#### Supplied records

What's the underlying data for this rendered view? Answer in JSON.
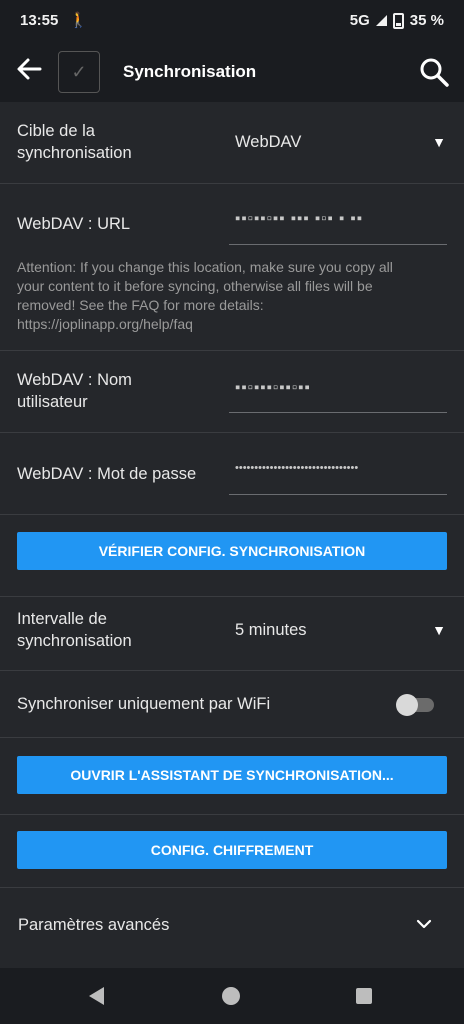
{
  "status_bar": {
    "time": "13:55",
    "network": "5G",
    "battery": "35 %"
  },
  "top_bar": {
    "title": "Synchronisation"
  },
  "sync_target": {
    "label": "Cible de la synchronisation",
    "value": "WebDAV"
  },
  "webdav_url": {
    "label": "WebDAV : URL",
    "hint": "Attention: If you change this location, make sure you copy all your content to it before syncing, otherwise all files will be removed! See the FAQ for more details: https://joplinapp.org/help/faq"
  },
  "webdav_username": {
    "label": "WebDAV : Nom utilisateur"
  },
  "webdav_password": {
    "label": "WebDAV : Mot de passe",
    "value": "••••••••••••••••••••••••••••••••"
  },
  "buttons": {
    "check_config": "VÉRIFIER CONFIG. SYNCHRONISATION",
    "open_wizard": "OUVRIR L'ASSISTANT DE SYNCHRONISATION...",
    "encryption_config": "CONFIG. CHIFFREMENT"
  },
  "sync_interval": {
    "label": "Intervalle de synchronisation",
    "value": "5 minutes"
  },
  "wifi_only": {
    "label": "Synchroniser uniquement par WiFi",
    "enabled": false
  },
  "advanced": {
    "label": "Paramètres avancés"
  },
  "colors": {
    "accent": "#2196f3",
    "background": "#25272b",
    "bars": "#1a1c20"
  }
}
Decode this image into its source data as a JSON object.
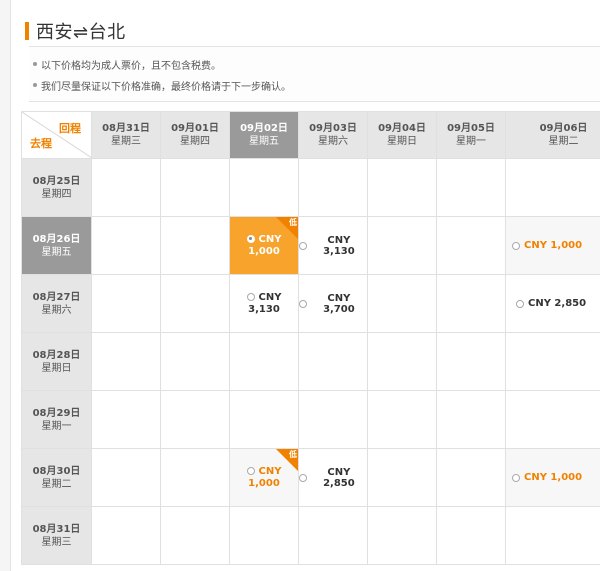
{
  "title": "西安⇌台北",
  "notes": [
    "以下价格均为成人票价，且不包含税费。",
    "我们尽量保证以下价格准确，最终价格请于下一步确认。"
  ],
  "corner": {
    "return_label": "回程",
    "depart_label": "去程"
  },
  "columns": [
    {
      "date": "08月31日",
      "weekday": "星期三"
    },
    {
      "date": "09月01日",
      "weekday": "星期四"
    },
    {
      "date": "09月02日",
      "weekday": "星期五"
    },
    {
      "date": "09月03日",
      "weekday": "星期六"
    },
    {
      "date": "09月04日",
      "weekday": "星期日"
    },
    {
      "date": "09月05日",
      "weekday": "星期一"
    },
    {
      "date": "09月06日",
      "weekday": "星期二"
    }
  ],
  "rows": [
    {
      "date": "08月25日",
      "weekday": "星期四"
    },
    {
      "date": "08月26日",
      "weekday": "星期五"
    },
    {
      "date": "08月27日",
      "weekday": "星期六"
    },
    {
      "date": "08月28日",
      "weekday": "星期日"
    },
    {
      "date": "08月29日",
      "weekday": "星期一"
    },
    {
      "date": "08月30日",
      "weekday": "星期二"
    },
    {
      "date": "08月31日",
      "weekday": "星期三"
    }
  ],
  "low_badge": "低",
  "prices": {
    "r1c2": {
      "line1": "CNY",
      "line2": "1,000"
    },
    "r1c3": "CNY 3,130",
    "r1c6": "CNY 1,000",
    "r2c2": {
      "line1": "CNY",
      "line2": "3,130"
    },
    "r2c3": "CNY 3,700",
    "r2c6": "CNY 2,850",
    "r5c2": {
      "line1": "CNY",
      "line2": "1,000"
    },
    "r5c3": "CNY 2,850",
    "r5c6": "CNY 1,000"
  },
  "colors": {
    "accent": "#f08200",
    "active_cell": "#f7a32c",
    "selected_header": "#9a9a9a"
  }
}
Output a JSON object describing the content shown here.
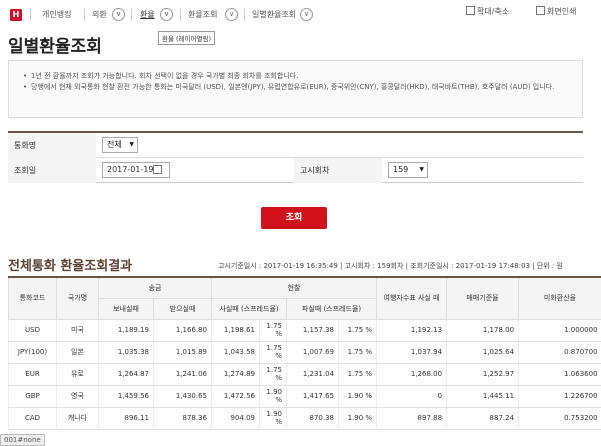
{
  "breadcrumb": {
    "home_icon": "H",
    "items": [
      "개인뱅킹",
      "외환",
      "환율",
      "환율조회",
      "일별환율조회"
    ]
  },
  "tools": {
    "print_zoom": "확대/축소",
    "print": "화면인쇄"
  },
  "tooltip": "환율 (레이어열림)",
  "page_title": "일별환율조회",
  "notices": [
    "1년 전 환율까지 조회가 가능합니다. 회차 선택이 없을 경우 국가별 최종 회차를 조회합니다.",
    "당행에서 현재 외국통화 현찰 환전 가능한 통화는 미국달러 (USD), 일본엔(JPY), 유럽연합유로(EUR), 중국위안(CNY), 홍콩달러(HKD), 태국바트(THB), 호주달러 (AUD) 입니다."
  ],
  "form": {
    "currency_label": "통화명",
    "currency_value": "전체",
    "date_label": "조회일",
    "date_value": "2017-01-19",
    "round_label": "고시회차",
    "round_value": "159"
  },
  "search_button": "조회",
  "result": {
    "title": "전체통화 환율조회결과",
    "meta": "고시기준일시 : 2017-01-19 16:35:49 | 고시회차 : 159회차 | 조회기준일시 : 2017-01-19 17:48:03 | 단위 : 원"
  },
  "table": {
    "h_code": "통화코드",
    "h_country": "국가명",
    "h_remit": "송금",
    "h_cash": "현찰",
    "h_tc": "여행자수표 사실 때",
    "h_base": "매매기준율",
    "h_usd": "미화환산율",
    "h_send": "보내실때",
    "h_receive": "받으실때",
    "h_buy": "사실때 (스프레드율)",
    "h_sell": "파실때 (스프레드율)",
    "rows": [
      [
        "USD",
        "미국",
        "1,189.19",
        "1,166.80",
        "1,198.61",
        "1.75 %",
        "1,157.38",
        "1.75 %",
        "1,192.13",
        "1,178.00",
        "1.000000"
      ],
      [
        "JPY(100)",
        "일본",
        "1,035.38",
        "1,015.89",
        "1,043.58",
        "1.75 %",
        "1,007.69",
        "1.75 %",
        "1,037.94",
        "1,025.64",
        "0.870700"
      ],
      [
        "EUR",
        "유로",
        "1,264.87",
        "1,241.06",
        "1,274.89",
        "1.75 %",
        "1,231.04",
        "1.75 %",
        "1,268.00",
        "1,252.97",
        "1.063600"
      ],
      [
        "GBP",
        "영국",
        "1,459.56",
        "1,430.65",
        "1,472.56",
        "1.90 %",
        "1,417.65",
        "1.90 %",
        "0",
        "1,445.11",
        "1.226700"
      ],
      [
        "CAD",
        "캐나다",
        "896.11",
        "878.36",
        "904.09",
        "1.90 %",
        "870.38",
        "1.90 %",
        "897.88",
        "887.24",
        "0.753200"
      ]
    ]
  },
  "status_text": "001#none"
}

########
#### Supplied records

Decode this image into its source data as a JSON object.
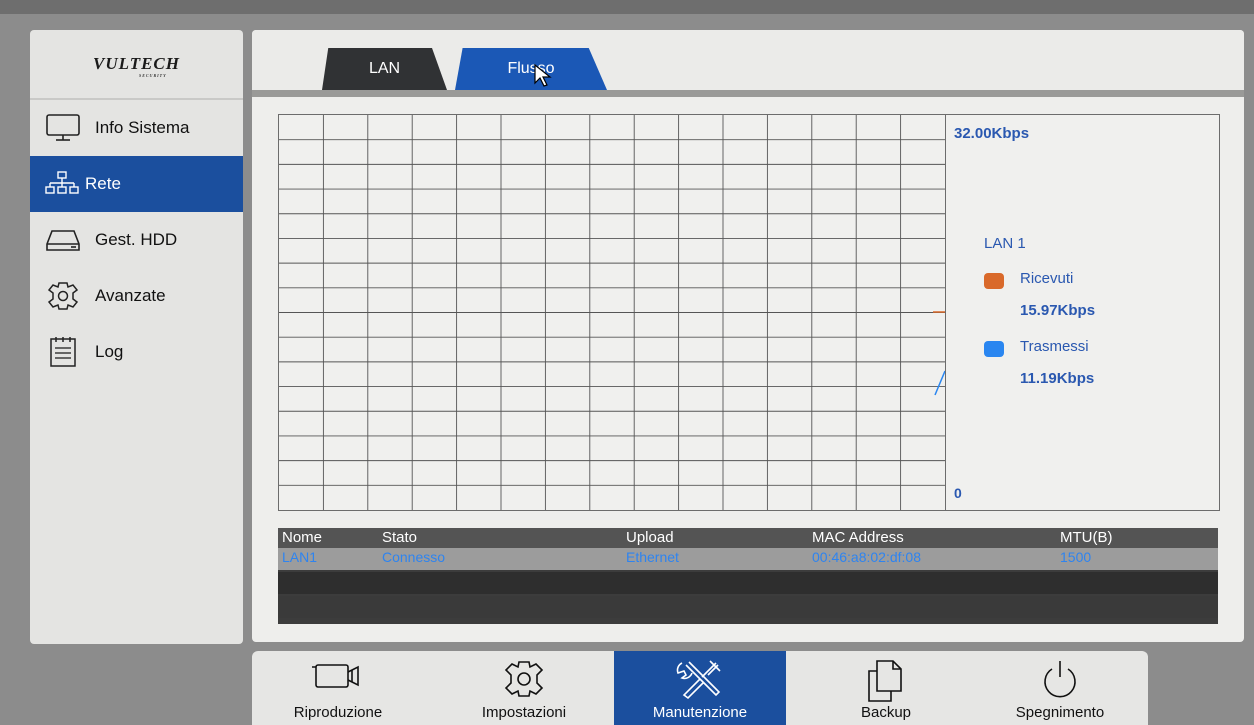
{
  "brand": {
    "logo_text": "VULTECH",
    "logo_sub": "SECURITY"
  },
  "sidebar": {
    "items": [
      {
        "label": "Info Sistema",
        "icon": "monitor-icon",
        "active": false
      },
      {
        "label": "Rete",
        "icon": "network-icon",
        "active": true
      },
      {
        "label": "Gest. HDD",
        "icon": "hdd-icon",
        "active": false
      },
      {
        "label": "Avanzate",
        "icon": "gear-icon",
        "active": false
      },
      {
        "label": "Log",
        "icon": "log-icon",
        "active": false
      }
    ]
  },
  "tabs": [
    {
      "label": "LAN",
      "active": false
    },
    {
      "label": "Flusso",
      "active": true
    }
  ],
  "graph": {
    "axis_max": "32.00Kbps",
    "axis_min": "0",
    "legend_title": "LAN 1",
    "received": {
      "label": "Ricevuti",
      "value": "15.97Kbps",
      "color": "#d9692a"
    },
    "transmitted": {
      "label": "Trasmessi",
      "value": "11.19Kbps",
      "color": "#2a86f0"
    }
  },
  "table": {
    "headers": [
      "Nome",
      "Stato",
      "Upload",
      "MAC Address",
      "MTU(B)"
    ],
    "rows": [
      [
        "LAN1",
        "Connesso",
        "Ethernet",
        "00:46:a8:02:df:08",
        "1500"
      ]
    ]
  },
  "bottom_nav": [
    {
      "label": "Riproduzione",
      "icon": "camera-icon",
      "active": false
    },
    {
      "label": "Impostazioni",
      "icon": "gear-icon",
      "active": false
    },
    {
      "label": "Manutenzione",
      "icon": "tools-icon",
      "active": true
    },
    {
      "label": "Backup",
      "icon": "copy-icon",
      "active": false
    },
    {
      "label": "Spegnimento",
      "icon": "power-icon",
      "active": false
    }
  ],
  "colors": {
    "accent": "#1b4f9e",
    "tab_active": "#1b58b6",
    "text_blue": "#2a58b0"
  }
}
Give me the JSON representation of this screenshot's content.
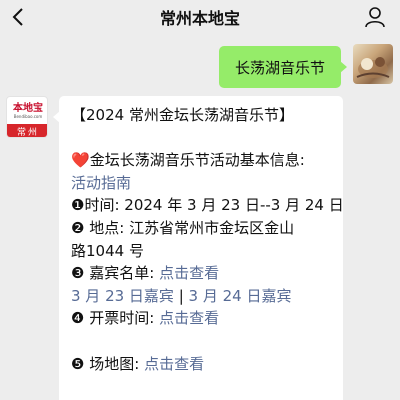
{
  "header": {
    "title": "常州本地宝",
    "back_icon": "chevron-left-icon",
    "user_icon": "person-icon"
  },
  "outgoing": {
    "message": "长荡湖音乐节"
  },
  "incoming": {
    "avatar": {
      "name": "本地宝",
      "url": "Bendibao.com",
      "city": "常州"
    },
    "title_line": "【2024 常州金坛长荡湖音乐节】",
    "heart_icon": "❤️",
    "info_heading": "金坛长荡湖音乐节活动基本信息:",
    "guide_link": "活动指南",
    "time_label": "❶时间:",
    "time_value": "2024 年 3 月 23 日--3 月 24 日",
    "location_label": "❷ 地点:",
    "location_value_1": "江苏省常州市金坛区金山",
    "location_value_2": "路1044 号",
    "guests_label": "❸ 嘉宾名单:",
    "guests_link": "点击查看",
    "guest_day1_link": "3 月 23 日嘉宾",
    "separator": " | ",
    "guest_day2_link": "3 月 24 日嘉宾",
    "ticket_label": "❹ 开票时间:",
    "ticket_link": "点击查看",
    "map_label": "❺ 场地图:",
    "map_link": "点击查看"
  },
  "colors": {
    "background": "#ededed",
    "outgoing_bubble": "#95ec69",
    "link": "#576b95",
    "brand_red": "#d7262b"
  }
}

########

▶ _The exercise_
Copy every line of the material in which the word "content" occurs.

▶ _Exercise solution_
    "hint": "Attention: If you change this location, make sure you copy all your content to it before syncing, otherwise all files will be removed! See the FAQ for more details: https://joplinapp.org/help/faq"
Output a JSON object describing the content shown here.
Give me the JSON representation of this screenshot's content.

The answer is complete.